Exercise: Look through the data below. Pick out the lines holding the string "this".

Data excerpts:
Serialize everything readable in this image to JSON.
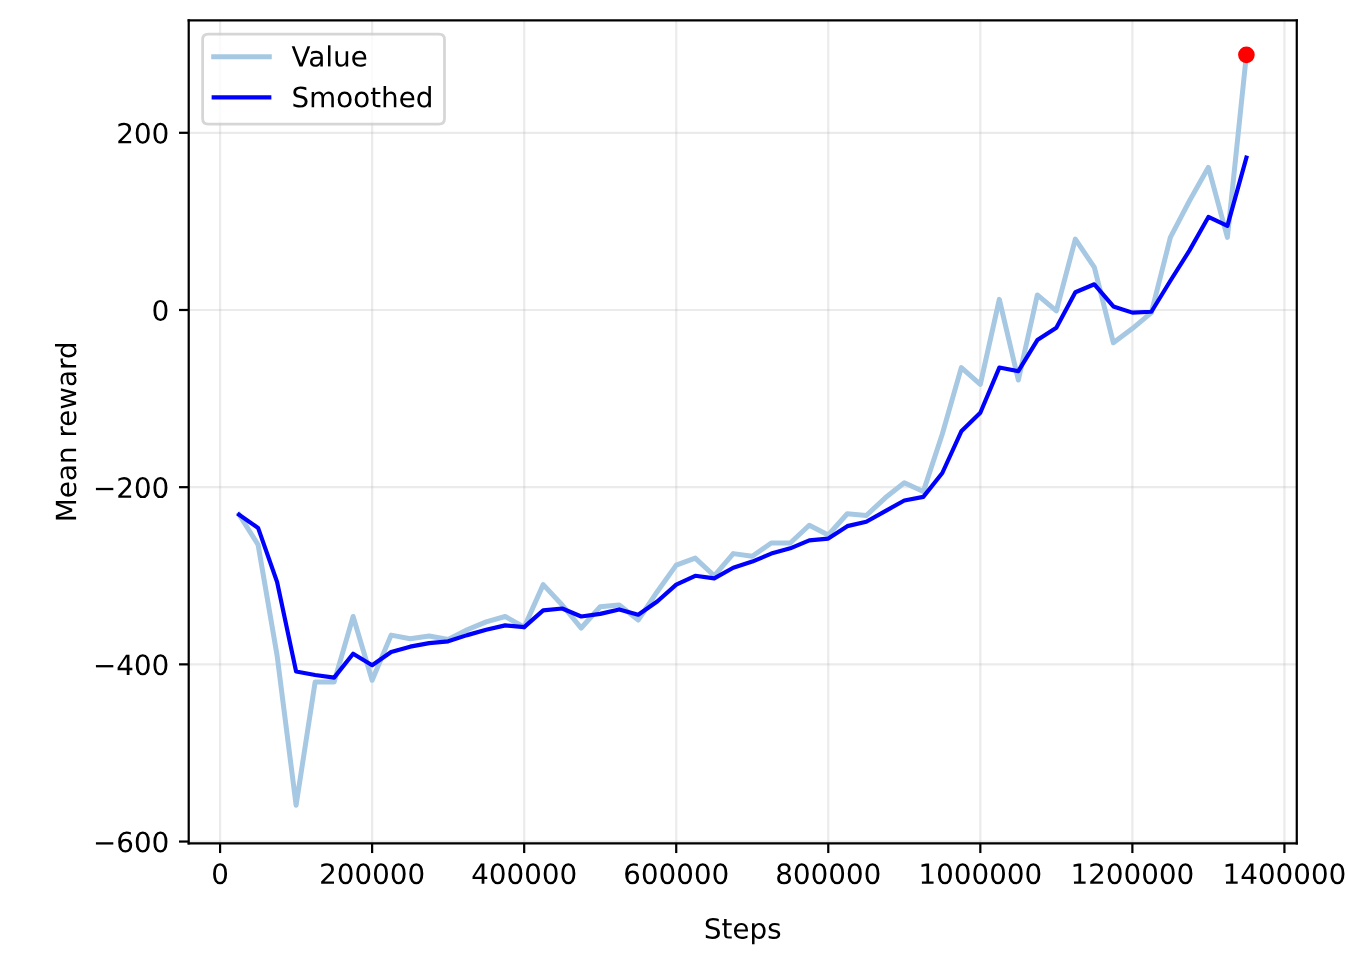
{
  "chart_data": {
    "type": "line",
    "xlabel": "Steps",
    "ylabel": "Mean reward",
    "x": [
      25000,
      50000,
      75000,
      100000,
      125000,
      150000,
      175000,
      200000,
      225000,
      250000,
      275000,
      300000,
      325000,
      350000,
      375000,
      400000,
      425000,
      450000,
      475000,
      500000,
      525000,
      550000,
      575000,
      600000,
      625000,
      650000,
      675000,
      700000,
      725000,
      750000,
      775000,
      800000,
      825000,
      850000,
      875000,
      900000,
      925000,
      950000,
      975000,
      1000000,
      1025000,
      1050000,
      1075000,
      1100000,
      1125000,
      1150000,
      1175000,
      1200000,
      1225000,
      1250000,
      1275000,
      1300000,
      1325000,
      1350000
    ],
    "series": [
      {
        "name": "Value",
        "color": "#a6c8e3",
        "values": [
          -231,
          -265,
          -390,
          -559,
          -420,
          -420,
          -346,
          -418,
          -367,
          -371,
          -368,
          -372,
          -361,
          -352,
          -346,
          -358,
          -310,
          -333,
          -359,
          -335,
          -333,
          -350,
          -318,
          -288,
          -280,
          -300,
          -275,
          -278,
          -263,
          -263,
          -243,
          -254,
          -230,
          -232,
          -212,
          -195,
          -205,
          -140,
          -65,
          -84,
          12,
          -79,
          17,
          -1,
          80,
          48,
          -37,
          -21,
          -3,
          82,
          123,
          161,
          82,
          288
        ]
      },
      {
        "name": "Smoothed",
        "color": "#0000ff",
        "values": [
          -231,
          -246,
          -307,
          -408,
          -412,
          -415,
          -388,
          -401,
          -386,
          -380,
          -376,
          -374,
          -367,
          -361,
          -356,
          -358,
          -339,
          -337,
          -346,
          -343,
          -338,
          -344,
          -329,
          -310,
          -300,
          -303,
          -291,
          -284,
          -275,
          -269,
          -260,
          -258,
          -244,
          -239,
          -227,
          -215,
          -211,
          -184,
          -137,
          -116,
          -65,
          -69,
          -34,
          -20,
          20,
          29,
          4,
          -3,
          -2,
          33,
          67,
          105,
          95,
          172
        ]
      },
      {
        "type": "scatter",
        "color": "#ff0000",
        "marker": "circle",
        "x": [
          1350000
        ],
        "values": [
          288
        ]
      }
    ],
    "xlim": [
      -41250,
      1416250
    ],
    "ylim": [
      -602,
      327
    ],
    "xticks": [
      0,
      200000,
      400000,
      600000,
      800000,
      1000000,
      1200000,
      1400000
    ],
    "yticks": [
      -600,
      -400,
      -200,
      0,
      200
    ],
    "grid": true,
    "legend": "top left"
  }
}
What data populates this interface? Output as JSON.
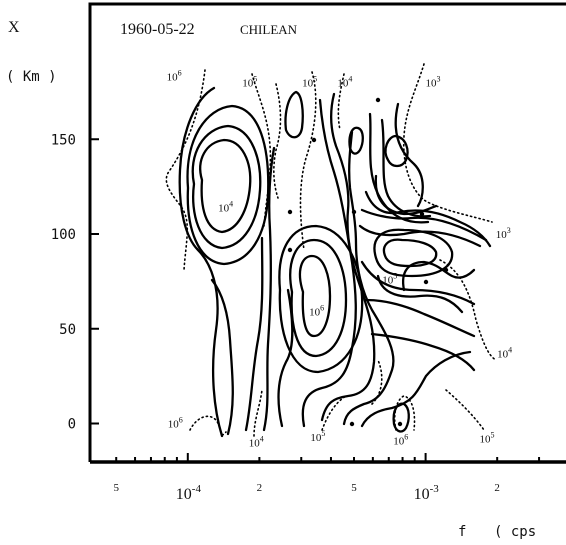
{
  "chart_data": {
    "type": "contour",
    "title": "1960-05-22",
    "subtitle": "CHILEAN",
    "ylabel": "X",
    "yunit": "( Km )",
    "xlabel": "f",
    "xunit": "( cps",
    "yscale": "linear",
    "xscale": "log",
    "ylim": [
      -20,
      195
    ],
    "xlim": [
      3e-05,
      0.0031
    ],
    "grid": false,
    "y_ticks": [
      {
        "value": 0,
        "label": "0"
      },
      {
        "value": 50,
        "label": "50"
      },
      {
        "value": 100,
        "label": "100"
      },
      {
        "value": 150,
        "label": "150"
      }
    ],
    "x_tick_labels": [
      {
        "value": 5e-05,
        "label": "5"
      },
      {
        "value": 0.0001,
        "label": "10",
        "sup": "-4"
      },
      {
        "value": 0.0002,
        "label": "2"
      },
      {
        "value": 0.0005,
        "label": "5"
      },
      {
        "value": 0.001,
        "label": "10",
        "sup": "-3"
      },
      {
        "value": 0.002,
        "label": "2"
      }
    ],
    "contour_labels": [
      {
        "base": "10",
        "exp": "6",
        "f": 8.8e-05,
        "x": 183
      },
      {
        "base": "10",
        "exp": "5",
        "f": 0.000183,
        "x": 180
      },
      {
        "base": "10",
        "exp": "5",
        "f": 0.000327,
        "x": 180
      },
      {
        "base": "10",
        "exp": "4",
        "f": 0.00046,
        "x": 180
      },
      {
        "base": "10",
        "exp": "3",
        "f": 0.00108,
        "x": 180
      },
      {
        "base": "10",
        "exp": "4",
        "f": 0.000145,
        "x": 114
      },
      {
        "base": "10",
        "exp": "3",
        "f": 0.00213,
        "x": 100
      },
      {
        "base": "10",
        "exp": "5",
        "f": 0.00071,
        "x": 76
      },
      {
        "base": "10",
        "exp": "6",
        "f": 0.00035,
        "x": 59
      },
      {
        "base": "10",
        "exp": "4",
        "f": 0.00216,
        "x": 37
      },
      {
        "base": "10",
        "exp": "6",
        "f": 8.9e-05,
        "x": 0
      },
      {
        "base": "10",
        "exp": "4",
        "f": 0.000195,
        "x": -10
      },
      {
        "base": "10",
        "exp": "5",
        "f": 0.000354,
        "x": -7
      },
      {
        "base": "10",
        "exp": "6",
        "f": 0.00079,
        "x": -9
      },
      {
        "base": "10",
        "exp": "5",
        "f": 0.00182,
        "x": -8
      }
    ],
    "legend": "none"
  }
}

Response to the exercise:
Serialize everything readable in this image to JSON.
What data populates this interface? Output as JSON.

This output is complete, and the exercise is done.